EXTRAIT DU DOCUMENT:
Une nouvelle vague de cyberescroqueries touche la France. Les fraudeurs exploitent des données personnelles dérobées afin de convaincre leurs victimes de communiquer elles-mêmes les informations de leur carte bancaire.
Les internautes reçoivent des courriels présentés comme provenant d’un prétendu service de streaming vidéo baptisé Cellcast Vidéos. Le message affirme qu’un abonnement annuel d’un montant d’environ 50 euros a été automatiquement activé à l’issue d’une période d’essai gratuite, rapporte Le Figaro.
Des informations personnelles authentiques renforcent la crédibilité de l’arnaque
Ce qui rend cette campagne particulièrement trompeuse est la présence de véritables informations concernant les destinataires : nom, prénom, adresse postale et même numéro de compte bancaire (IBAN). Ces éléments donnent l’impression qu’un abonnement existe réellement.
En réalité, Cellcast Vidéos n’existe pas. Les escrocs ont simplement repris le nom d’une entreprise australienne bien réelle afin de rendre leur fraude plus crédible.
L’option « annuler l’abonnement » mène vers un faux site
Le courriel invite ensuite les destinataires à cliquer sur un lien permettant soi-disant de gérer leur abonnement. Ils sont alors redirigés vers une page qui reproduit l’apparence d’un véritable service en ligne.
Le faux portail propose ensuite d’obtenir un remboursement, mais exige pour cela la saisie des coordonnées complètes de la carte bancaire. C’est précisément cette étape qui permet aux cybercriminels de récupérer les informations financières de leurs victimes.

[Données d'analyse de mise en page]
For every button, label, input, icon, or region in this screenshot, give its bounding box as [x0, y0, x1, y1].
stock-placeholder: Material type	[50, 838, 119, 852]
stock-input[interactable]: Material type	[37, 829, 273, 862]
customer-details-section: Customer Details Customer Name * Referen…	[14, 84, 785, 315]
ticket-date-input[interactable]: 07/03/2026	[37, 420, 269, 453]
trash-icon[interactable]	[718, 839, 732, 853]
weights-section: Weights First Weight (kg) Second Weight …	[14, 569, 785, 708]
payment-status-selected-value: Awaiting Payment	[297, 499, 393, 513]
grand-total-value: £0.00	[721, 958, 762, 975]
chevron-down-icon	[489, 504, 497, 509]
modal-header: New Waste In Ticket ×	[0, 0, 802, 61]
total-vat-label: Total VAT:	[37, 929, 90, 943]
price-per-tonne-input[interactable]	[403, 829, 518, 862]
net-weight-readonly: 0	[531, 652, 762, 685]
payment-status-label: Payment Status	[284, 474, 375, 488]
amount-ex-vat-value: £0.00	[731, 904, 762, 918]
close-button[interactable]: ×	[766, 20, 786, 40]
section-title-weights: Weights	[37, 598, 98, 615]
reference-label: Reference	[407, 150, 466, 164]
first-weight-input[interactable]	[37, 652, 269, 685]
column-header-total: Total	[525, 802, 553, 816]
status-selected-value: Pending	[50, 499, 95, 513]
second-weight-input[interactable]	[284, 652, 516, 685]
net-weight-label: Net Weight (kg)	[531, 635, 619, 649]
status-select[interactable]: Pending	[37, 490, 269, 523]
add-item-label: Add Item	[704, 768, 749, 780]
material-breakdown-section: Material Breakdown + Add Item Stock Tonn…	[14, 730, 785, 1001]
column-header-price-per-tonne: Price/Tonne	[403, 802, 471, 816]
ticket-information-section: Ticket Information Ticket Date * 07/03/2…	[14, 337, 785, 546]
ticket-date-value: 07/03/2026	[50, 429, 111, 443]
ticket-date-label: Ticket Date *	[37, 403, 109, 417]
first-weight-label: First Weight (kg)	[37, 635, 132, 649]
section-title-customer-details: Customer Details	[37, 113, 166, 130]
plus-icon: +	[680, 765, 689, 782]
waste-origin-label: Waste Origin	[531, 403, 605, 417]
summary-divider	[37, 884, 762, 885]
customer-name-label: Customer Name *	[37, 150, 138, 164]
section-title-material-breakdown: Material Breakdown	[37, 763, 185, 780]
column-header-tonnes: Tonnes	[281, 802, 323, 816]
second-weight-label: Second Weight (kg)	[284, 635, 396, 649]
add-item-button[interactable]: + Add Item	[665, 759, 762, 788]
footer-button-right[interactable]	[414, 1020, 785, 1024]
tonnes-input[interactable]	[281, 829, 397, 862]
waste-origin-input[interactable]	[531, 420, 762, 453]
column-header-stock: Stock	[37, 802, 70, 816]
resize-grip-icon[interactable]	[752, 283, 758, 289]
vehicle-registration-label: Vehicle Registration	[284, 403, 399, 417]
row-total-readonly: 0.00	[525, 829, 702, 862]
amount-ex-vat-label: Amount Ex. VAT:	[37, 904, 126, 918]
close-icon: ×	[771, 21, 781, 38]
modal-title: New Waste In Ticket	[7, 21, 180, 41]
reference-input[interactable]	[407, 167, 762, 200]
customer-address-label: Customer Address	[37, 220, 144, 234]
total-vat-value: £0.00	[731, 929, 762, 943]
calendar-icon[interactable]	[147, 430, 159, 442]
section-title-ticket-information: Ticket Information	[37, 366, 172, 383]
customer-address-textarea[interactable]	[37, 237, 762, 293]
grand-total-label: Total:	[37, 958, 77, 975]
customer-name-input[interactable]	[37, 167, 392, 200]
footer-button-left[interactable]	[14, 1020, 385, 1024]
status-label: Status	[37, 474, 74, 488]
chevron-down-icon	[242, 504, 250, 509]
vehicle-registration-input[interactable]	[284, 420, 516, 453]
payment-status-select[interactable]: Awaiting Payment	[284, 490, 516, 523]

EXERCICES À FAIRE:
1. Recopiez fidèlement le passage de l'article sur l'arnaque Cellcast Vidéos, depuis « Des informations personnelles » jusqu'à « abonnement existe réellement. ».
2. Répondez aux questions suivantes à partir de l'article sur l'arnaque Cellcast Vidéos.
(a) Quel est le montant approximatif de l'abonnement annuel que le courriel prétend avoir activé ?
(b) De quel pays vient l'entreprise réelle dont les escrocs ont repris le nom ?
(c) Qu'exige le faux portail pour accorder un remboursement ?
Pour répondre, appuyez-vous uniquement sur l'article.

CORRIGÉ PAR NUMÉRO:
1.
Des informations personnelles authentiques renforcent la crédibilité de l’arnaque
Ce qui rend cette campagne particulièrement trompeuse est la présence de véritables informations concernant les destinataires : nom, prénom, adresse postale et même numéro de compte bancaire (IBAN). Ces éléments donnent l’impression qu’un abonnement existe réellement.

2.
(a) Environ 50 euros.
(b) D'Australie.
(c) La saisie des coordonnées complètes de la carte bancaire.